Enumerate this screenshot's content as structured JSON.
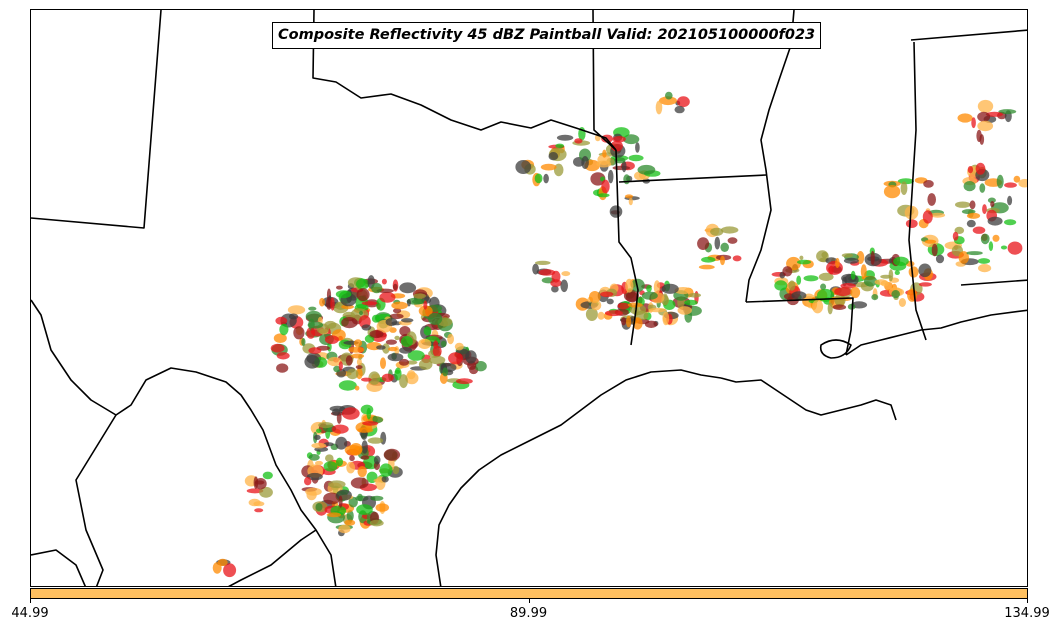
{
  "map": {
    "title": "Composite Reflectivity 45 dBZ Paintball Valid: 202105100000f023",
    "member_colors": [
      "#e8141a",
      "#8b1a1a",
      "#ff8a00",
      "#ffb347",
      "#9b9b3a",
      "#2e8b2e",
      "#16c016",
      "#3d3d3d"
    ],
    "boundary_color": "#000000",
    "background_color": "#ffffff"
  },
  "colorbar": {
    "color": "#ffc060",
    "ticks": [
      {
        "label": "44.99",
        "position": 0.0
      },
      {
        "label": "89.99",
        "position": 0.5
      },
      {
        "label": "134.99",
        "position": 1.0
      }
    ]
  }
}
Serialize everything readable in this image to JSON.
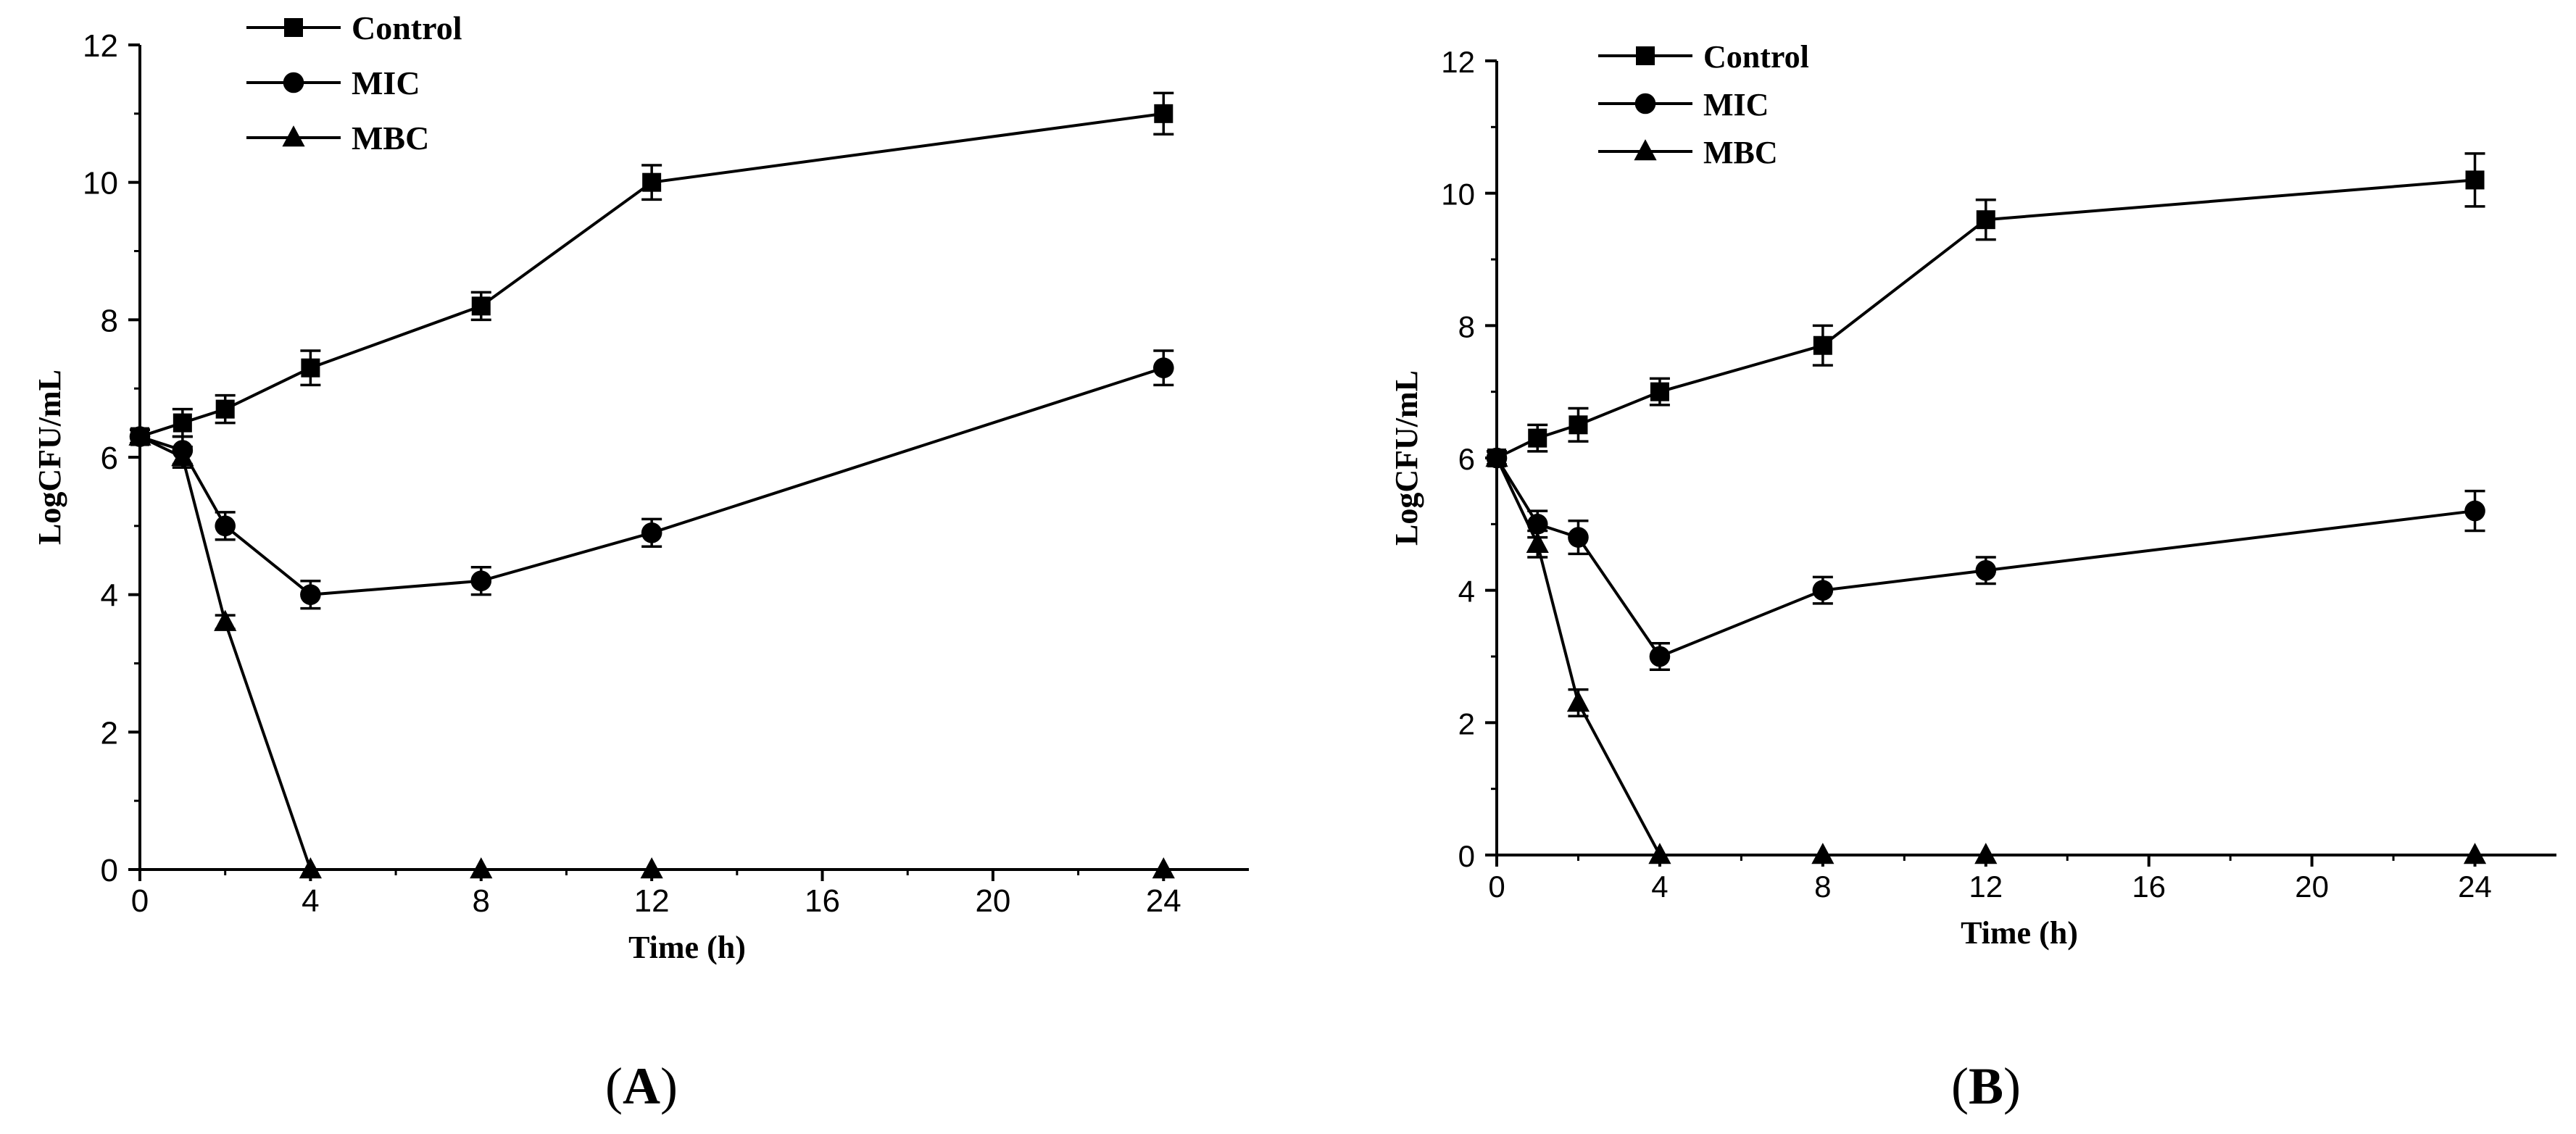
{
  "figure": {
    "panels": [
      "A",
      "B"
    ]
  },
  "colors": {
    "line": "#000000",
    "background": "#ffffff"
  },
  "chart_data": [
    {
      "type": "line",
      "panel_label": "A",
      "xlabel": "Time (h)",
      "ylabel": "LogCFU/mL",
      "xlim": [
        0,
        26
      ],
      "ylim": [
        0,
        12
      ],
      "xticks": [
        0,
        4,
        8,
        12,
        16,
        20,
        24
      ],
      "yticks": [
        0,
        2,
        4,
        6,
        8,
        10,
        12
      ],
      "legend_position": "top-left",
      "series": [
        {
          "name": "Control",
          "marker": "square",
          "x": [
            0,
            1,
            2,
            4,
            8,
            12,
            24
          ],
          "y": [
            6.3,
            6.5,
            6.7,
            7.3,
            8.2,
            10.0,
            11.0
          ],
          "err": [
            0.1,
            0.2,
            0.2,
            0.25,
            0.2,
            0.25,
            0.3
          ]
        },
        {
          "name": "MIC",
          "marker": "circle",
          "x": [
            0,
            1,
            2,
            4,
            8,
            12,
            24
          ],
          "y": [
            6.3,
            6.1,
            5.0,
            4.0,
            4.2,
            4.9,
            7.3
          ],
          "err": [
            0.1,
            0.2,
            0.2,
            0.2,
            0.2,
            0.2,
            0.25
          ]
        },
        {
          "name": "MBC",
          "marker": "triangle",
          "x": [
            0,
            1,
            2,
            4,
            8,
            12,
            24
          ],
          "y": [
            6.3,
            6.0,
            3.6,
            0,
            0,
            0,
            0
          ],
          "err": [
            0.1,
            0.15,
            0.1,
            0,
            0,
            0,
            0
          ]
        }
      ]
    },
    {
      "type": "line",
      "panel_label": "B",
      "xlabel": "Time (h)",
      "ylabel": "LogCFU/mL",
      "xlim": [
        0,
        26
      ],
      "ylim": [
        0,
        12
      ],
      "xticks": [
        0,
        4,
        8,
        12,
        16,
        20,
        24
      ],
      "yticks": [
        0,
        2,
        4,
        6,
        8,
        10,
        12
      ],
      "legend_position": "top-left",
      "series": [
        {
          "name": "Control",
          "marker": "square",
          "x": [
            0,
            1,
            2,
            4,
            8,
            12,
            24
          ],
          "y": [
            6.0,
            6.3,
            6.5,
            7.0,
            7.7,
            9.6,
            10.2
          ],
          "err": [
            0.1,
            0.2,
            0.25,
            0.2,
            0.3,
            0.3,
            0.4
          ]
        },
        {
          "name": "MIC",
          "marker": "circle",
          "x": [
            0,
            1,
            2,
            4,
            8,
            12,
            24
          ],
          "y": [
            6.0,
            5.0,
            4.8,
            3.0,
            4.0,
            4.3,
            5.2
          ],
          "err": [
            0.1,
            0.2,
            0.25,
            0.2,
            0.2,
            0.2,
            0.3
          ]
        },
        {
          "name": "MBC",
          "marker": "triangle",
          "x": [
            0,
            1,
            2,
            4,
            8,
            12,
            24
          ],
          "y": [
            6.0,
            4.7,
            2.3,
            0,
            0,
            0,
            0
          ],
          "err": [
            0.1,
            0.2,
            0.2,
            0,
            0,
            0,
            0
          ]
        }
      ]
    }
  ]
}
====================
#### [What the task asks]
What you return should match the records above word for word, minus the pictures.

#### [Expected output]
Enumerate this screenshot's content as structured JSON.
{
  "map": {
    "title": "Composite Reflectivity 45 dBZ Paintball Valid: 202105100000f023",
    "member_colors": [
      "#e8141a",
      "#8b1a1a",
      "#ff8a00",
      "#ffb347",
      "#9b9b3a",
      "#2e8b2e",
      "#16c016",
      "#3d3d3d"
    ],
    "boundary_color": "#000000",
    "background_color": "#ffffff"
  },
  "colorbar": {
    "color": "#ffc060",
    "ticks": [
      {
        "label": "44.99",
        "position": 0.0
      },
      {
        "label": "89.99",
        "position": 0.5
      },
      {
        "label": "134.99",
        "position": 1.0
      }
    ]
  }
}
Serialize everything readable in this image to JSON.
{
  "figure": {
    "panels": [
      "A",
      "B"
    ]
  },
  "colors": {
    "line": "#000000",
    "background": "#ffffff"
  },
  "chart_data": [
    {
      "type": "line",
      "panel_label": "A",
      "xlabel": "Time (h)",
      "ylabel": "LogCFU/mL",
      "xlim": [
        0,
        26
      ],
      "ylim": [
        0,
        12
      ],
      "xticks": [
        0,
        4,
        8,
        12,
        16,
        20,
        24
      ],
      "yticks": [
        0,
        2,
        4,
        6,
        8,
        10,
        12
      ],
      "legend_position": "top-left",
      "series": [
        {
          "name": "Control",
          "marker": "square",
          "x": [
            0,
            1,
            2,
            4,
            8,
            12,
            24
          ],
          "y": [
            6.3,
            6.5,
            6.7,
            7.3,
            8.2,
            10.0,
            11.0
          ],
          "err": [
            0.1,
            0.2,
            0.2,
            0.25,
            0.2,
            0.25,
            0.3
          ]
        },
        {
          "name": "MIC",
          "marker": "circle",
          "x": [
            0,
            1,
            2,
            4,
            8,
            12,
            24
          ],
          "y": [
            6.3,
            6.1,
            5.0,
            4.0,
            4.2,
            4.9,
            7.3
          ],
          "err": [
            0.1,
            0.2,
            0.2,
            0.2,
            0.2,
            0.2,
            0.25
          ]
        },
        {
          "name": "MBC",
          "marker": "triangle",
          "x": [
            0,
            1,
            2,
            4,
            8,
            12,
            24
          ],
          "y": [
            6.3,
            6.0,
            3.6,
            0,
            0,
            0,
            0
          ],
          "err": [
            0.1,
            0.15,
            0.1,
            0,
            0,
            0,
            0
          ]
        }
      ]
    },
    {
      "type": "line",
      "panel_label": "B",
      "xlabel": "Time (h)",
      "ylabel": "LogCFU/mL",
      "xlim": [
        0,
        26
      ],
      "ylim": [
        0,
        12
      ],
      "xticks": [
        0,
        4,
        8,
        12,
        16,
        20,
        24
      ],
      "yticks": [
        0,
        2,
        4,
        6,
        8,
        10,
        12
      ],
      "legend_position": "top-left",
      "series": [
        {
          "name": "Control",
          "marker": "square",
          "x": [
            0,
            1,
            2,
            4,
            8,
            12,
            24
          ],
          "y": [
            6.0,
            6.3,
            6.5,
            7.0,
            7.7,
            9.6,
            10.2
          ],
          "err": [
            0.1,
            0.2,
            0.25,
            0.2,
            0.3,
            0.3,
            0.4
          ]
        },
        {
          "name": "MIC",
          "marker": "circle",
          "x": [
            0,
            1,
            2,
            4,
            8,
            12,
            24
          ],
          "y": [
            6.0,
            5.0,
            4.8,
            3.0,
            4.0,
            4.3,
            5.2
          ],
          "err": [
            0.1,
            0.2,
            0.25,
            0.2,
            0.2,
            0.2,
            0.3
          ]
        },
        {
          "name": "MBC",
          "marker": "triangle",
          "x": [
            0,
            1,
            2,
            4,
            8,
            12,
            24
          ],
          "y": [
            6.0,
            4.7,
            2.3,
            0,
            0,
            0,
            0
          ],
          "err": [
            0.1,
            0.2,
            0.2,
            0,
            0,
            0,
            0
          ]
        }
      ]
    }
  ]
}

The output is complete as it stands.